__Supplied data__:
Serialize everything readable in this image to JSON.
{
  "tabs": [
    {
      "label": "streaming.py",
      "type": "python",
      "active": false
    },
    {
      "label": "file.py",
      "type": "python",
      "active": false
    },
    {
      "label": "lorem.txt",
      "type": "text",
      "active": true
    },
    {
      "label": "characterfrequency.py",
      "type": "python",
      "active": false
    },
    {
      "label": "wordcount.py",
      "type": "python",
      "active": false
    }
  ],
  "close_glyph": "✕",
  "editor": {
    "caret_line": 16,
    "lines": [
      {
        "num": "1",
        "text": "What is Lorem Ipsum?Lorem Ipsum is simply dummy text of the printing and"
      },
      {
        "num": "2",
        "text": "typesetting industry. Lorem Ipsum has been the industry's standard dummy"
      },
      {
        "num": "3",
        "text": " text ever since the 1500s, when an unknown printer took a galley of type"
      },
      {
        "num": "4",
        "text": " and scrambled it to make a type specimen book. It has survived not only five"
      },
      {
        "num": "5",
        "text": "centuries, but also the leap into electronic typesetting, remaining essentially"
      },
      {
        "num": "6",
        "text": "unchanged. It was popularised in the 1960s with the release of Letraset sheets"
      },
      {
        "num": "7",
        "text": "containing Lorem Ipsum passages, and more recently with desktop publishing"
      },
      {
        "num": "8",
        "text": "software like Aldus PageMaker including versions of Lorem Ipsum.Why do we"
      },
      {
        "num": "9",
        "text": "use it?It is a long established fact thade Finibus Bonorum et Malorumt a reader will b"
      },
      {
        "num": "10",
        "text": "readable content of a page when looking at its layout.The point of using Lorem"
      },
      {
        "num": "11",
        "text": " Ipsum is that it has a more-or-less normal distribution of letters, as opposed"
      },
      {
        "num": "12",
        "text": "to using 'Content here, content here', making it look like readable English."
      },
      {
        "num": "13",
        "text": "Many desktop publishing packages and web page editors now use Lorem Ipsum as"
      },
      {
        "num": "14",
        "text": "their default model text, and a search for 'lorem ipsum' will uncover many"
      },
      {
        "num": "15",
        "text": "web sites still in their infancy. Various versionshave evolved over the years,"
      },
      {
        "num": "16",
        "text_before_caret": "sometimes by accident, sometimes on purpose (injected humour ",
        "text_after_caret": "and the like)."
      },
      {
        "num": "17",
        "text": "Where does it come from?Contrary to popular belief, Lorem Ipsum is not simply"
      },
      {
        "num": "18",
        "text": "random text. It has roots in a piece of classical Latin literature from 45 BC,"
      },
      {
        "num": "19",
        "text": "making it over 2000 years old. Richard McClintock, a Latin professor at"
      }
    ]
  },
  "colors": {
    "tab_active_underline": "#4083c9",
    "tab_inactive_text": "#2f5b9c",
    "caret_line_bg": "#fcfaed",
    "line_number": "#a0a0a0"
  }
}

__Stated task__:
Copy out each line above, character for character.

__Exercise result__:
Serialize everything readable in this image to JSON.
{
  "tabs": [
    {
      "label": "streaming.py",
      "type": "python",
      "active": false
    },
    {
      "label": "file.py",
      "type": "python",
      "active": false
    },
    {
      "label": "lorem.txt",
      "type": "text",
      "active": true
    },
    {
      "label": "characterfrequency.py",
      "type": "python",
      "active": false
    },
    {
      "label": "wordcount.py",
      "type": "python",
      "active": false
    }
  ],
  "close_glyph": "✕",
  "editor": {
    "caret_line": 16,
    "lines": [
      {
        "num": "1",
        "text": "What is Lorem Ipsum?Lorem Ipsum is simply dummy text of the printing and"
      },
      {
        "num": "2",
        "text": "typesetting industry. Lorem Ipsum has been the industry's standard dummy"
      },
      {
        "num": "3",
        "text": " text ever since the 1500s, when an unknown printer took a galley of type"
      },
      {
        "num": "4",
        "text": " and scrambled it to make a type specimen book. It has survived not only five"
      },
      {
        "num": "5",
        "text": "centuries, but also the leap into electronic typesetting, remaining essentially"
      },
      {
        "num": "6",
        "text": "unchanged. It was popularised in the 1960s with the release of Letraset sheets"
      },
      {
        "num": "7",
        "text": "containing Lorem Ipsum passages, and more recently with desktop publishing"
      },
      {
        "num": "8",
        "text": "software like Aldus PageMaker including versions of Lorem Ipsum.Why do we"
      },
      {
        "num": "9",
        "text": "use it?It is a long established fact thade Finibus Bonorum et Malorumt a reader will b"
      },
      {
        "num": "10",
        "text": "readable content of a page when looking at its layout.The point of using Lorem"
      },
      {
        "num": "11",
        "text": " Ipsum is that it has a more-or-less normal distribution of letters, as opposed"
      },
      {
        "num": "12",
        "text": "to using 'Content here, content here', making it look like readable English."
      },
      {
        "num": "13",
        "text": "Many desktop publishing packages and web page editors now use Lorem Ipsum as"
      },
      {
        "num": "14",
        "text": "their default model text, and a search for 'lorem ipsum' will uncover many"
      },
      {
        "num": "15",
        "text": "web sites still in their infancy. Various versionshave evolved over the years,"
      },
      {
        "num": "16",
        "text_before_caret": "sometimes by accident, sometimes on purpose (injected humour ",
        "text_after_caret": "and the like)."
      },
      {
        "num": "17",
        "text": "Where does it come from?Contrary to popular belief, Lorem Ipsum is not simply"
      },
      {
        "num": "18",
        "text": "random text. It has roots in a piece of classical Latin literature from 45 BC,"
      },
      {
        "num": "19",
        "text": "making it over 2000 years old. Richard McClintock, a Latin professor at"
      }
    ]
  },
  "colors": {
    "tab_active_underline": "#4083c9",
    "tab_inactive_text": "#2f5b9c",
    "caret_line_bg": "#fcfaed",
    "line_number": "#a0a0a0"
  }
}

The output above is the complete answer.